**Goal:** Every entry below should be transcribed exactly; pictures stay out of the copy.

Data entries:
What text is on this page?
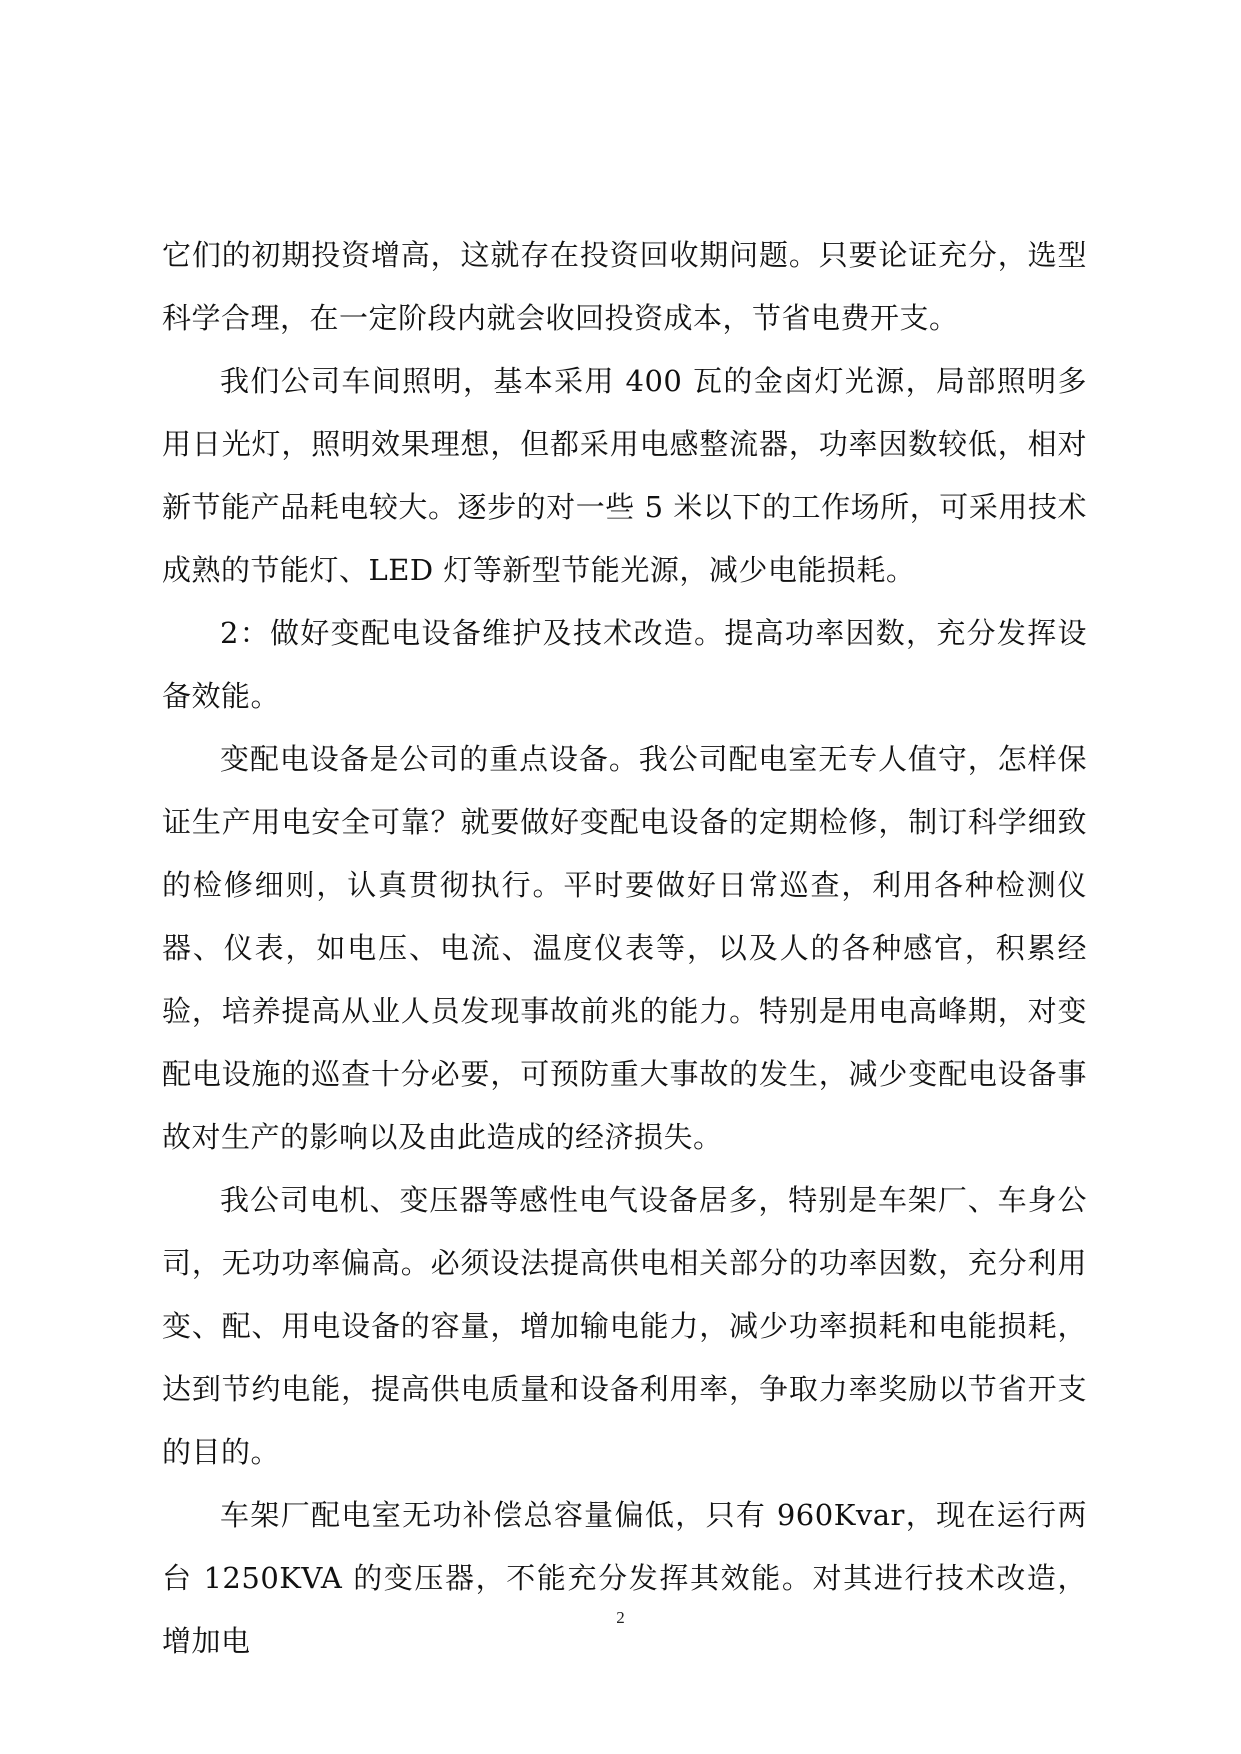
它们的初期投资增高，这就存在投资回收期问题。只要论证充分，选型科学合理，在一定阶段内就会收回投资成本，节省电费开支。

我们公司车间照明，基本采用 400 瓦的金卤灯光源，局部照明多用日光灯，照明效果理想，但都采用电感整流器，功率因数较低，相对新节能产品耗电较大。逐步的对一些 5 米以下的工作场所，可采用技术成熟的节能灯、LED 灯等新型节能光源，减少电能损耗。

2：做好变配电设备维护及技术改造。提高功率因数，充分发挥设备效能。

变配电设备是公司的重点设备。我公司配电室无专人值守，怎样保证生产用电安全可靠？就要做好变配电设备的定期检修，制订科学细致的检修细则，认真贯彻执行。平时要做好日常巡查，利用各种检测仪器、仪表，如电压、电流、温度仪表等，以及人的各种感官，积累经验，培养提高从业人员发现事故前兆的能力。特别是用电高峰期，对变配电设施的巡查十分必要，可预防重大事故的发生，减少变配电设备事故对生产的影响以及由此造成的经济损失。

我公司电机、变压器等感性电气设备居多，特别是车架厂、车身公司，无功功率偏高。必须设法提高供电相关部分的功率因数，充分利用变、配、用电设备的容量，增加输电能力，减少功率损耗和电能损耗，达到节约电能，提高供电质量和设备利用率，争取力率奖励以节省开支的目的。

车架厂配电室无功补偿总容量偏低，只有 960Kvar，现在运行两台 1250KVA 的变压器，不能充分发挥其效能。对其进行技术改造，增加电

2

**Output for this exercise:**
What text is on this page?
它们的初期投资增高，这就存在投资回收期问题。只要论证充分，选型科学合理，在一定阶段内就会收回投资成本，节省电费开支。

我们公司车间照明，基本采用 400 瓦的金卤灯光源，局部照明多用日光灯，照明效果理想，但都采用电感整流器，功率因数较低，相对新节能产品耗电较大。逐步的对一些 5 米以下的工作场所，可采用技术成熟的节能灯、LED 灯等新型节能光源，减少电能损耗。

2：做好变配电设备维护及技术改造。提高功率因数，充分发挥设备效能。

变配电设备是公司的重点设备。我公司配电室无专人值守，怎样保证生产用电安全可靠？就要做好变配电设备的定期检修，制订科学细致的检修细则，认真贯彻执行。平时要做好日常巡查，利用各种检测仪器、仪表，如电压、电流、温度仪表等，以及人的各种感官，积累经验，培养提高从业人员发现事故前兆的能力。特别是用电高峰期，对变配电设施的巡查十分必要，可预防重大事故的发生，减少变配电设备事故对生产的影响以及由此造成的经济损失。

我公司电机、变压器等感性电气设备居多，特别是车架厂、车身公司，无功功率偏高。必须设法提高供电相关部分的功率因数，充分利用变、配、用电设备的容量，增加输电能力，减少功率损耗和电能损耗，达到节约电能，提高供电质量和设备利用率，争取力率奖励以节省开支的目的。

车架厂配电室无功补偿总容量偏低，只有 960Kvar，现在运行两台 1250KVA 的变压器，不能充分发挥其效能。对其进行技术改造，增加电

2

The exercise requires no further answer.